──────── INPUT ────────

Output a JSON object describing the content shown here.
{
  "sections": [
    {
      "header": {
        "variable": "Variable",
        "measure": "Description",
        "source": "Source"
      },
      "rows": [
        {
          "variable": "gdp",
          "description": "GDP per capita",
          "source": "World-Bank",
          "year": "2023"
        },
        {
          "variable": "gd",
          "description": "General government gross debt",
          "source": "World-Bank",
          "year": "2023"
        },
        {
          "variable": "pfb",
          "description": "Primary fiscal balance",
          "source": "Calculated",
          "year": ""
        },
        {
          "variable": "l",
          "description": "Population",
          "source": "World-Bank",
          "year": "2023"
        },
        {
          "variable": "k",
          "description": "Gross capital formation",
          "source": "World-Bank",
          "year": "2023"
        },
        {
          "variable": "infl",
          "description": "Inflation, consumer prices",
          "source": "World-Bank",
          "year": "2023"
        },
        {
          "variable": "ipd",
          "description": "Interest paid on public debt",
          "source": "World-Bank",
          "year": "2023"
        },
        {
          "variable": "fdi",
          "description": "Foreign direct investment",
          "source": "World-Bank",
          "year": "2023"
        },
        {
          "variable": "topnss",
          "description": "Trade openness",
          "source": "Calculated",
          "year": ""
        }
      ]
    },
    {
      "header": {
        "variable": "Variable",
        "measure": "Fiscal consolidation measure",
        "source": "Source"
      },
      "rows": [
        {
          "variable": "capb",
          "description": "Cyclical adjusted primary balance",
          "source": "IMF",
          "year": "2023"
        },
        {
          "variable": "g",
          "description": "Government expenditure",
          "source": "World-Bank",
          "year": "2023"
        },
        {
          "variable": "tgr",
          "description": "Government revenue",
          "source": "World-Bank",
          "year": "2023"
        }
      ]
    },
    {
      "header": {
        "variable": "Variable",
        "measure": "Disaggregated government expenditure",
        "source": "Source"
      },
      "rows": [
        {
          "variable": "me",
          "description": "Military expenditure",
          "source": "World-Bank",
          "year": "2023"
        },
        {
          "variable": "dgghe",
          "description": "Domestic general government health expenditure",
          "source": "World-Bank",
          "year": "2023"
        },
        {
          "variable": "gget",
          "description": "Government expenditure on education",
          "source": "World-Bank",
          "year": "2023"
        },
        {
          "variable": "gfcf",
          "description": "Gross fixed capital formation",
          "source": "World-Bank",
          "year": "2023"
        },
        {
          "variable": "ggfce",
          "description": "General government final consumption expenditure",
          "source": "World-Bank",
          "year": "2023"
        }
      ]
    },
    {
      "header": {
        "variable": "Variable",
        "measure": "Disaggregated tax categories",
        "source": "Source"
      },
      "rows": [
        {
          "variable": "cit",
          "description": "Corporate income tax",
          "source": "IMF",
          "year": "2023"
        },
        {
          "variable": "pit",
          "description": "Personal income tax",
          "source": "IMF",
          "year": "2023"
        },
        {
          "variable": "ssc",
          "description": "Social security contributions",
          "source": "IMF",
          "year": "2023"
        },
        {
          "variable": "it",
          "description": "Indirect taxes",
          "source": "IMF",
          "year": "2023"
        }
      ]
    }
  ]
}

────────

◆ **THE TASK**
Gather each line of the records holding the string "income".

◆ **RESULT**
          "description": "Corporate income tax",
          "description": "Personal income tax",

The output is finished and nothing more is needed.